*Input data*:
§ §

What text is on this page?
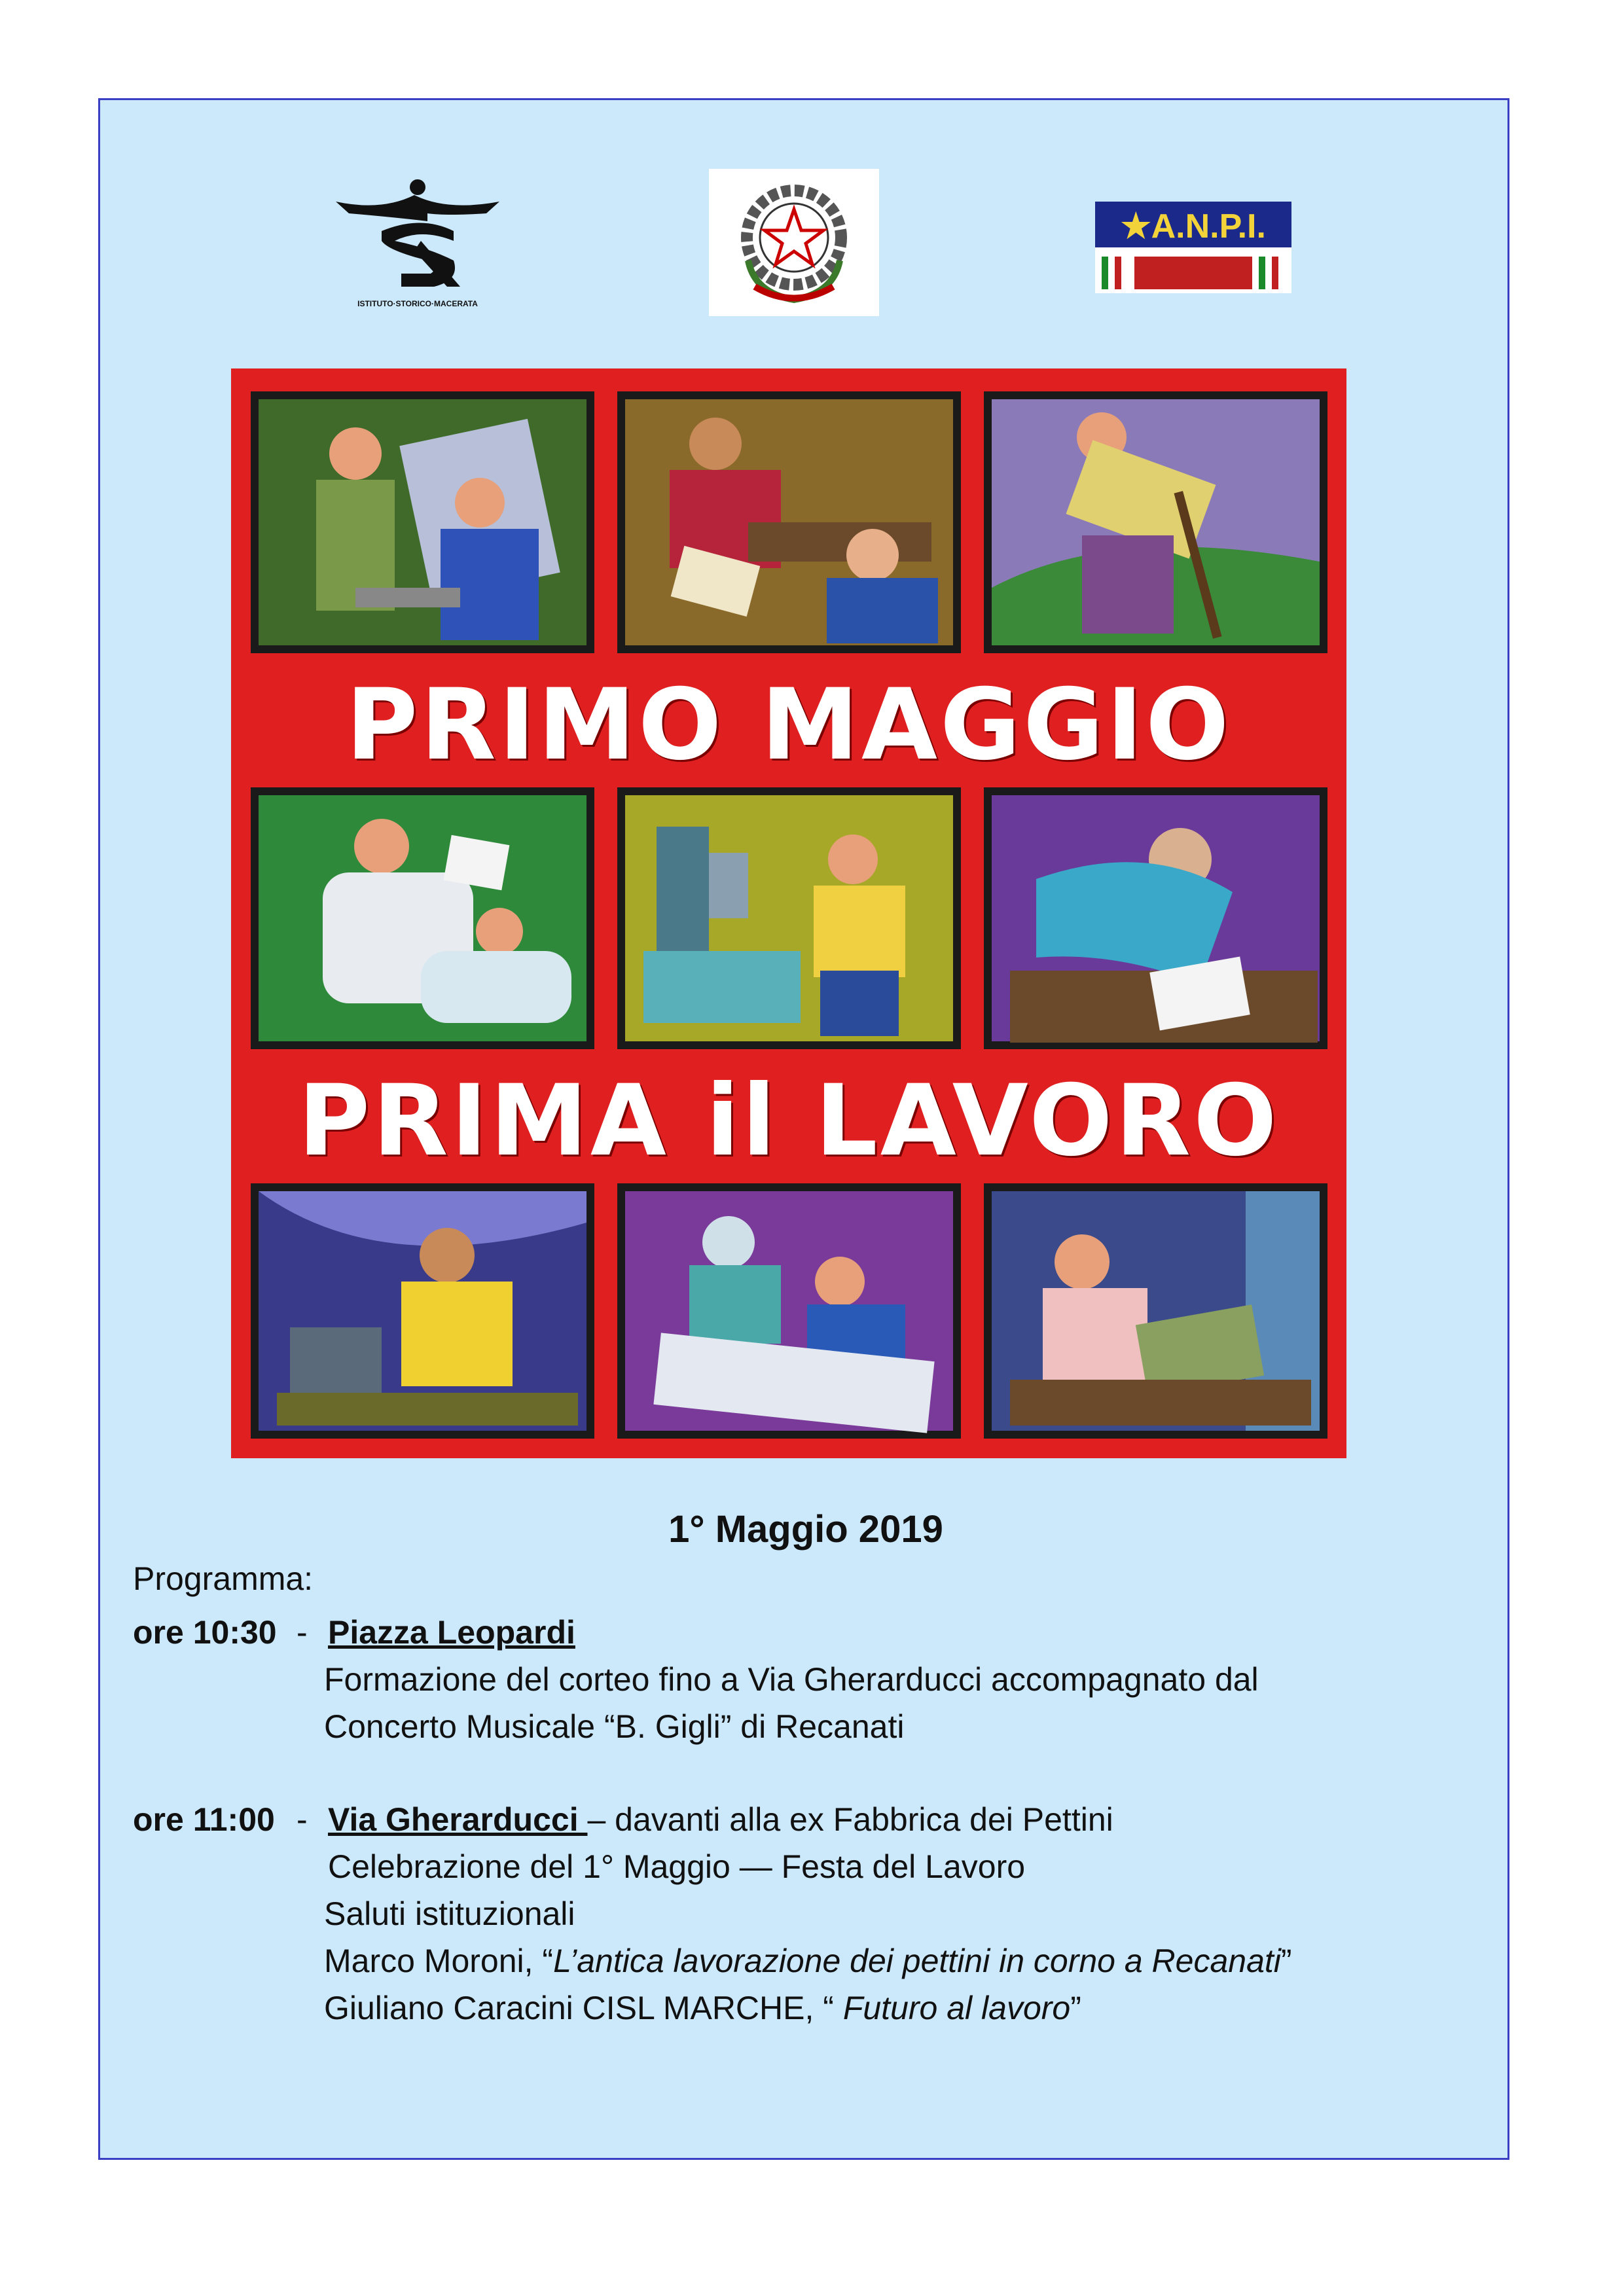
ISTITUTO·STORICO·MACERATA
★A.N.P.I.
PRIMO MAGGIO
PRIMA il LAVORO
1° Maggio 2019
Programma:
ore 10:30 - Piazza Leopardi
Formazione del corteo fino a Via Gherarducci accompagnato dal
Concerto Musicale “B. Gigli” di Recanati
ore 11:00 - Via Gherarducci – davanti alla ex Fabbrica dei Pettini
Celebrazione del 1° Maggio — Festa del Lavoro
Saluti istituzionali
Marco Moroni, “L’antica lavorazione dei pettini in corno a Recanati”
Giuliano Caracini CISL MARCHE, “ Futuro al lavoro”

§ §

*Aim of the exercise*: Find the lines containing "Gherarducci" and list every one of them.

*Result for this task*:
Formazione del corteo fino a Via Gherarducci accompagnato dal
ore 11:00 - Via Gherarducci – davanti alla ex Fabbrica dei Pettini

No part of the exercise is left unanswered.